→ **Problem statement**
Select the lines of the records containing the word "一级造价工程师" and list them.

§

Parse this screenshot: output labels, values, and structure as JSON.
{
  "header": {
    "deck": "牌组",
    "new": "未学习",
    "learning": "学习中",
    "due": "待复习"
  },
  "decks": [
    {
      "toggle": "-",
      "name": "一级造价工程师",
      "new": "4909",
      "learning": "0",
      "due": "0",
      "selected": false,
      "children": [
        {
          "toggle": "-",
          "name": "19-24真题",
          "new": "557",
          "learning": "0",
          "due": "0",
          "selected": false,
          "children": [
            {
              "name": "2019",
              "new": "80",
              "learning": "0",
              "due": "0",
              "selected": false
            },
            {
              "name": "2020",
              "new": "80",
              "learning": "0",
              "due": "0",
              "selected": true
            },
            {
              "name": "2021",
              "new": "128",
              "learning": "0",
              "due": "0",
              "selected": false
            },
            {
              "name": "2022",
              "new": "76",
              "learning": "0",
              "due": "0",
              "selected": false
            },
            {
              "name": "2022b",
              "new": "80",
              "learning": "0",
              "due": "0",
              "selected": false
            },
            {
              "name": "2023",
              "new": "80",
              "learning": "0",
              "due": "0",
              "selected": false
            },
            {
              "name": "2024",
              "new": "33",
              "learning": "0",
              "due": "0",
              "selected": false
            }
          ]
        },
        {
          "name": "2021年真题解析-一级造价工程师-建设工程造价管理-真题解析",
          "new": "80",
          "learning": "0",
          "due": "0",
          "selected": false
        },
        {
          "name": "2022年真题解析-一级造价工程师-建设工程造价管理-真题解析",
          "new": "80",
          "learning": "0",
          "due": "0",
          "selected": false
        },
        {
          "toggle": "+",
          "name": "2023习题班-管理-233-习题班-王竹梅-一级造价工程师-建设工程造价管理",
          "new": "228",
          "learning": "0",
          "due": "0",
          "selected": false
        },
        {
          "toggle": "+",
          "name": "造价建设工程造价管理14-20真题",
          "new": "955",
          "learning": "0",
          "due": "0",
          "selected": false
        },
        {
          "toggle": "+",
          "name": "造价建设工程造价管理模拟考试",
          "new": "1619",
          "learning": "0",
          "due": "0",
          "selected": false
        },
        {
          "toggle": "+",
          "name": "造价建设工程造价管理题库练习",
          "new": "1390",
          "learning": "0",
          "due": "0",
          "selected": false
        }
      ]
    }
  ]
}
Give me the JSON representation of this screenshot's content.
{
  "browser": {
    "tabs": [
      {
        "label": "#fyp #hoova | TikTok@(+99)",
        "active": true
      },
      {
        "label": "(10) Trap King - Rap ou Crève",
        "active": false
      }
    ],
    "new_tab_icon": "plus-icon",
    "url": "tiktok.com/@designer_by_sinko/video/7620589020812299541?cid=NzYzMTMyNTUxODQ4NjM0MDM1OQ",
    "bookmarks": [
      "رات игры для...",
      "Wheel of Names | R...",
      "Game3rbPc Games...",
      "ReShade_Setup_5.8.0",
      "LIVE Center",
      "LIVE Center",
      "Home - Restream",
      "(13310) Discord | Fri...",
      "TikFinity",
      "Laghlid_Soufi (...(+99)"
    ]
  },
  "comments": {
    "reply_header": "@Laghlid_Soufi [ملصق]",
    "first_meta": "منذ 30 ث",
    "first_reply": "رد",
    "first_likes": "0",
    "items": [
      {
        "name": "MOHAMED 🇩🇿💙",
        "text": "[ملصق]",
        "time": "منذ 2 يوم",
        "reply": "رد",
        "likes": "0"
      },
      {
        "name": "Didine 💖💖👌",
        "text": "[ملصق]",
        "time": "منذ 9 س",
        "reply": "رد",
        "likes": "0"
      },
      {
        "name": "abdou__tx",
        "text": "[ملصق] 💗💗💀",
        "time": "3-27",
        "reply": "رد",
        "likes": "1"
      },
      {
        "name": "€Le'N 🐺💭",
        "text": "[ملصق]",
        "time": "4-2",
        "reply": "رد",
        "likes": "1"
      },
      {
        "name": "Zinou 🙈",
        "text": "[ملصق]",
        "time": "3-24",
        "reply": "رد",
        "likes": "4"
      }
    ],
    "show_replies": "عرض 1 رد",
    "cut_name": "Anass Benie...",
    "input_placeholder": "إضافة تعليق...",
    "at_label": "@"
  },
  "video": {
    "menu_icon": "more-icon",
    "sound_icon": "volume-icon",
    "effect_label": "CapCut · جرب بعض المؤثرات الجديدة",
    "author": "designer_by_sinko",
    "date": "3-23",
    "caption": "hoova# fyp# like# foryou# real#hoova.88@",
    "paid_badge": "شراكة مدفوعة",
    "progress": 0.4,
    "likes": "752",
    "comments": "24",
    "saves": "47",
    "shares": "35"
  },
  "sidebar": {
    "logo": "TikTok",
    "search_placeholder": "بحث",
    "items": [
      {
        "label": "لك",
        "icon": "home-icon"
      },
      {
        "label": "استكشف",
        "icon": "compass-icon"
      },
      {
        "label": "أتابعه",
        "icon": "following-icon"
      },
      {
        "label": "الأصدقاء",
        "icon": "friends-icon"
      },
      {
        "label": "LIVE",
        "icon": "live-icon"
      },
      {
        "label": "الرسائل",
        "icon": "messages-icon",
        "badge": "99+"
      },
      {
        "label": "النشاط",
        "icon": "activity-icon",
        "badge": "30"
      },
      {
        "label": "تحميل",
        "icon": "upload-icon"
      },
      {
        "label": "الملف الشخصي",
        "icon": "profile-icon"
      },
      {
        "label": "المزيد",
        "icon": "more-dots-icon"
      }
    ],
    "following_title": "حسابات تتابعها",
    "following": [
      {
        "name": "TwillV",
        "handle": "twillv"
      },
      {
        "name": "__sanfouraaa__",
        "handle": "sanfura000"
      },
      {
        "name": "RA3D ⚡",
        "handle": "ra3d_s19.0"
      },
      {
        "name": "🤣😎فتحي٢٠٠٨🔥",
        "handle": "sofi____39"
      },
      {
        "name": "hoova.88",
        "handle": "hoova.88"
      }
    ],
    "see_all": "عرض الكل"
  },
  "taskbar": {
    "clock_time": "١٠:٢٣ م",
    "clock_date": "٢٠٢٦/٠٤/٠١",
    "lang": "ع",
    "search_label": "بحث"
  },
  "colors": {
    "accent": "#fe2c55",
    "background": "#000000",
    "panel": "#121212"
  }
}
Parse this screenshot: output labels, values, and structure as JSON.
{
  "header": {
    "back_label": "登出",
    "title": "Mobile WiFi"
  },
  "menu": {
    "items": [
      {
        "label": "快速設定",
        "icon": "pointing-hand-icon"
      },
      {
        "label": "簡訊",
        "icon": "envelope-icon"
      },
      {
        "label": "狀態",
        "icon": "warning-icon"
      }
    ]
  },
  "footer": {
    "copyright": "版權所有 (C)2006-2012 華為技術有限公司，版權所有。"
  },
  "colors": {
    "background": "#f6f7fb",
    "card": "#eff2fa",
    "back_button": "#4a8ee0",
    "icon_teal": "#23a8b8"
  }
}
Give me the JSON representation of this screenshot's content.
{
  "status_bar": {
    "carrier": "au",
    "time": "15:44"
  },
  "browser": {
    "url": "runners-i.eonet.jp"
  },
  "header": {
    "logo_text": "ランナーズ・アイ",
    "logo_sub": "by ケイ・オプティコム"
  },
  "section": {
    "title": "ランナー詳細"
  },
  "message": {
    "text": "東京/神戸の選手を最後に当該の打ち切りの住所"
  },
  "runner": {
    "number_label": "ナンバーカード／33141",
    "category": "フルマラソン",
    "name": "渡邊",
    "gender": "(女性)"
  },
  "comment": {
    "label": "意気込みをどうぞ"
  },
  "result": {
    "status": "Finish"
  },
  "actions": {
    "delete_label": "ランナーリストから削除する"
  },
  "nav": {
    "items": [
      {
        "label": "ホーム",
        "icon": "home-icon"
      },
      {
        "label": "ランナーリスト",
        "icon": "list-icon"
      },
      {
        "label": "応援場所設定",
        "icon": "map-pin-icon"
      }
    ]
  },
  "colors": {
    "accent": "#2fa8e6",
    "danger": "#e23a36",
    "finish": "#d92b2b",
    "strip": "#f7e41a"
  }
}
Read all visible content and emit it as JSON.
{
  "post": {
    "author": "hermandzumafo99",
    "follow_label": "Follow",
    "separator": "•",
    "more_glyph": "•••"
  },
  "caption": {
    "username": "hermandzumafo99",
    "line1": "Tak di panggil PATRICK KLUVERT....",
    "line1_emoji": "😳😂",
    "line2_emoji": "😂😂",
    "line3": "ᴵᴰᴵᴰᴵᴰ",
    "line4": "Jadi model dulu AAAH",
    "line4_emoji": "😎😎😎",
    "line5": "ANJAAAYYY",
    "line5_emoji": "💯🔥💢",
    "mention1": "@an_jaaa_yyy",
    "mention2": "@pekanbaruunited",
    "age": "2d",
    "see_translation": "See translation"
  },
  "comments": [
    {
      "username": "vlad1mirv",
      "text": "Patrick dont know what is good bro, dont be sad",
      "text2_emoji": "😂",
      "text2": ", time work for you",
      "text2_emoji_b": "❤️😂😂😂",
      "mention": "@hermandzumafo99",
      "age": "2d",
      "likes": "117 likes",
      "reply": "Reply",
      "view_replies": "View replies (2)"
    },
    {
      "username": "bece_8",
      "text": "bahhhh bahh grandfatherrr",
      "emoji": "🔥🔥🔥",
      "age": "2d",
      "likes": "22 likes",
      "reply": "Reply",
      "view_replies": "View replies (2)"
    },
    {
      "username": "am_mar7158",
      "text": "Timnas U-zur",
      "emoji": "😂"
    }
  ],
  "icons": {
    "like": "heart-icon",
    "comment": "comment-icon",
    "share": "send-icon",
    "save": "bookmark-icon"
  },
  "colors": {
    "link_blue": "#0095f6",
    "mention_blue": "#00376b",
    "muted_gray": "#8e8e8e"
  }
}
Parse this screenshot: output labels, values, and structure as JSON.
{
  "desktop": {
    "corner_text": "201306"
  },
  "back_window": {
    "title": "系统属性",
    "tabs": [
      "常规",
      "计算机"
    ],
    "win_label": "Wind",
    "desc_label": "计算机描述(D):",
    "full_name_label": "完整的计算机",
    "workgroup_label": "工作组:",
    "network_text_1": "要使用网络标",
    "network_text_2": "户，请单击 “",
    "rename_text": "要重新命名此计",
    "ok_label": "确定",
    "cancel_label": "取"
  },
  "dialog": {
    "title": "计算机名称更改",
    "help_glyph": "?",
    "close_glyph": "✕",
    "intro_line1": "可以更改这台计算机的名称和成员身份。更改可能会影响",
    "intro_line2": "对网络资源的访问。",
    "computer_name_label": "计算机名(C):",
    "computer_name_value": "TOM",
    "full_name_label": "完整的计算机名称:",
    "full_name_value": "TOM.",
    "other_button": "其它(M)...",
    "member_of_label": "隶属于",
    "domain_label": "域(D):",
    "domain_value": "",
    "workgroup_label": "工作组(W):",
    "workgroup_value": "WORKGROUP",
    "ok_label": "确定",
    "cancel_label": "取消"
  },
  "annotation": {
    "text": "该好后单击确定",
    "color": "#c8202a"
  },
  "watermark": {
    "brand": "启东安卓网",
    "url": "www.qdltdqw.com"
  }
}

§

→ **Reply to the exercise**
      "name": "一级造价工程师",
          "name": "2021年真题解析-一级造价工程师-建设工程造价管理-真题解析",
          "name": "2022年真题解析-一级造价工程师-建设工程造价管理-真题解析",
          "name": "2023习题班-管理-233-习题班-王竹梅-一级造价工程师-建设工程造价管理",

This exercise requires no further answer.